Given task: Write out each record below exactly as it appears, with no pictures.

Dataset records:

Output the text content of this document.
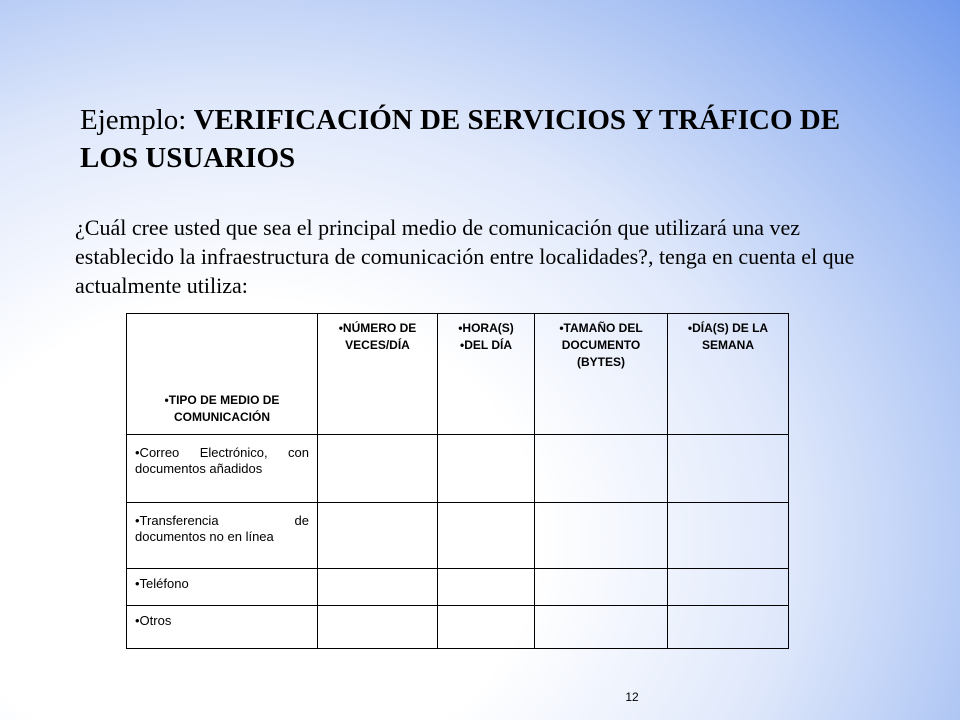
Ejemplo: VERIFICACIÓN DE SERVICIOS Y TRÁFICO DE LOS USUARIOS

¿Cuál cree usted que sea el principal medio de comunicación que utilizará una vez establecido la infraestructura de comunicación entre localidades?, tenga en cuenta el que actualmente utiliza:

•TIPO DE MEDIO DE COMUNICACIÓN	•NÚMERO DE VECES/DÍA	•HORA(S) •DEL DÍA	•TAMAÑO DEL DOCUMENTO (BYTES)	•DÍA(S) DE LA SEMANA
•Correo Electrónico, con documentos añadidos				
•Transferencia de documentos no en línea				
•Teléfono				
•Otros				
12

Result:
Output the text content of this document.
Ejemplo: VERIFICACIÓN DE SERVICIOS Y TRÁFICO DE LOS USUARIOS

¿Cuál cree usted que sea el principal medio de comunicación que utilizará una vez establecido la infraestructura de comunicación entre localidades?, tenga en cuenta el que actualmente utiliza:

•TIPO DE MEDIO DE COMUNICACIÓN	•NÚMERO DE VECES/DÍA	•HORA(S) •DEL DÍA	•TAMAÑO DEL DOCUMENTO (BYTES)	•DÍA(S) DE LA SEMANA
•Correo Electrónico, con documentos añadidos				
•Transferencia de documentos no en línea				
•Teléfono				
•Otros				
12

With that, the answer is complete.